(Records that describe figures)
□ □ □ □ □

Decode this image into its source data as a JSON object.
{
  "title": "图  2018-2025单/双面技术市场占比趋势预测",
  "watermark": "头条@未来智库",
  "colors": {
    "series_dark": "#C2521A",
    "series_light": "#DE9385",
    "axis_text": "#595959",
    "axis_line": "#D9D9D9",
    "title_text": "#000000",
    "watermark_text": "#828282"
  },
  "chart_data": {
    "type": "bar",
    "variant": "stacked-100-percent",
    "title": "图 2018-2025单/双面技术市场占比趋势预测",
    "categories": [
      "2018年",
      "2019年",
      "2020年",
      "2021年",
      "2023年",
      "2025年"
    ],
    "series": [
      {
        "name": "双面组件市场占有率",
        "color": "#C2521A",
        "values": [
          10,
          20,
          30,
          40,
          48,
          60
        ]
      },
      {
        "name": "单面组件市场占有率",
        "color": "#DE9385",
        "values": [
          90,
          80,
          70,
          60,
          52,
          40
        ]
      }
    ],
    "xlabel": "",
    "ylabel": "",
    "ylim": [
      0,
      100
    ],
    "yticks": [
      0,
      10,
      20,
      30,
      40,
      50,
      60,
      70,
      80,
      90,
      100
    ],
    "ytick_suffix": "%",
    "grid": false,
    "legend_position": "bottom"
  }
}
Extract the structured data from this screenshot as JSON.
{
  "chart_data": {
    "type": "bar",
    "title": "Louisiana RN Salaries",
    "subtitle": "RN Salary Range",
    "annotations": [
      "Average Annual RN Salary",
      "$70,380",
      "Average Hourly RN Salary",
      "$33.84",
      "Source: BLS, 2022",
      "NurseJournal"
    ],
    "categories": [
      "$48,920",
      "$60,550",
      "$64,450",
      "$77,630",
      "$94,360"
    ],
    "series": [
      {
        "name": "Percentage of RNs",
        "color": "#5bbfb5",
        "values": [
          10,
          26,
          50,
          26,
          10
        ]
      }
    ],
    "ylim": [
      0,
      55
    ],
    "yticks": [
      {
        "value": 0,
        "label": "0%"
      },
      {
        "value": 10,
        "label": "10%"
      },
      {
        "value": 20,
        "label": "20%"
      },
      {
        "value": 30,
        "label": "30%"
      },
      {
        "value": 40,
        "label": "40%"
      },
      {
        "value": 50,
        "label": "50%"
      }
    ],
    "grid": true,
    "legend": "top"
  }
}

□ □ □ □ □

## SHORT EXERCISE
Write the material out again in its entirety, exactly as shown.

## ANSWER TO THIS PROBLEM
Decode this image into its source data as a JSON object.
{
  "title": "图  2018-2025单/双面技术市场占比趋势预测",
  "watermark": "头条@未来智库",
  "colors": {
    "series_dark": "#C2521A",
    "series_light": "#DE9385",
    "axis_text": "#595959",
    "axis_line": "#D9D9D9",
    "title_text": "#000000",
    "watermark_text": "#828282"
  },
  "chart_data": {
    "type": "bar",
    "variant": "stacked-100-percent",
    "title": "图 2018-2025单/双面技术市场占比趋势预测",
    "categories": [
      "2018年",
      "2019年",
      "2020年",
      "2021年",
      "2023年",
      "2025年"
    ],
    "series": [
      {
        "name": "双面组件市场占有率",
        "color": "#C2521A",
        "values": [
          10,
          20,
          30,
          40,
          48,
          60
        ]
      },
      {
        "name": "单面组件市场占有率",
        "color": "#DE9385",
        "values": [
          90,
          80,
          70,
          60,
          52,
          40
        ]
      }
    ],
    "xlabel": "",
    "ylabel": "",
    "ylim": [
      0,
      100
    ],
    "yticks": [
      0,
      10,
      20,
      30,
      40,
      50,
      60,
      70,
      80,
      90,
      100
    ],
    "ytick_suffix": "%",
    "grid": false,
    "legend_position": "bottom"
  }
}
Extract the structured data from this screenshot as JSON.
{
  "chart_data": {
    "type": "bar",
    "title": "Louisiana RN Salaries",
    "subtitle": "RN Salary Range",
    "annotations": [
      "Average Annual RN Salary",
      "$70,380",
      "Average Hourly RN Salary",
      "$33.84",
      "Source: BLS, 2022",
      "NurseJournal"
    ],
    "categories": [
      "$48,920",
      "$60,550",
      "$64,450",
      "$77,630",
      "$94,360"
    ],
    "series": [
      {
        "name": "Percentage of RNs",
        "color": "#5bbfb5",
        "values": [
          10,
          26,
          50,
          26,
          10
        ]
      }
    ],
    "ylim": [
      0,
      55
    ],
    "yticks": [
      {
        "value": 0,
        "label": "0%"
      },
      {
        "value": 10,
        "label": "10%"
      },
      {
        "value": 20,
        "label": "20%"
      },
      {
        "value": 30,
        "label": "30%"
      },
      {
        "value": 40,
        "label": "40%"
      },
      {
        "value": 50,
        "label": "50%"
      }
    ],
    "grid": true,
    "legend": "top"
  }
}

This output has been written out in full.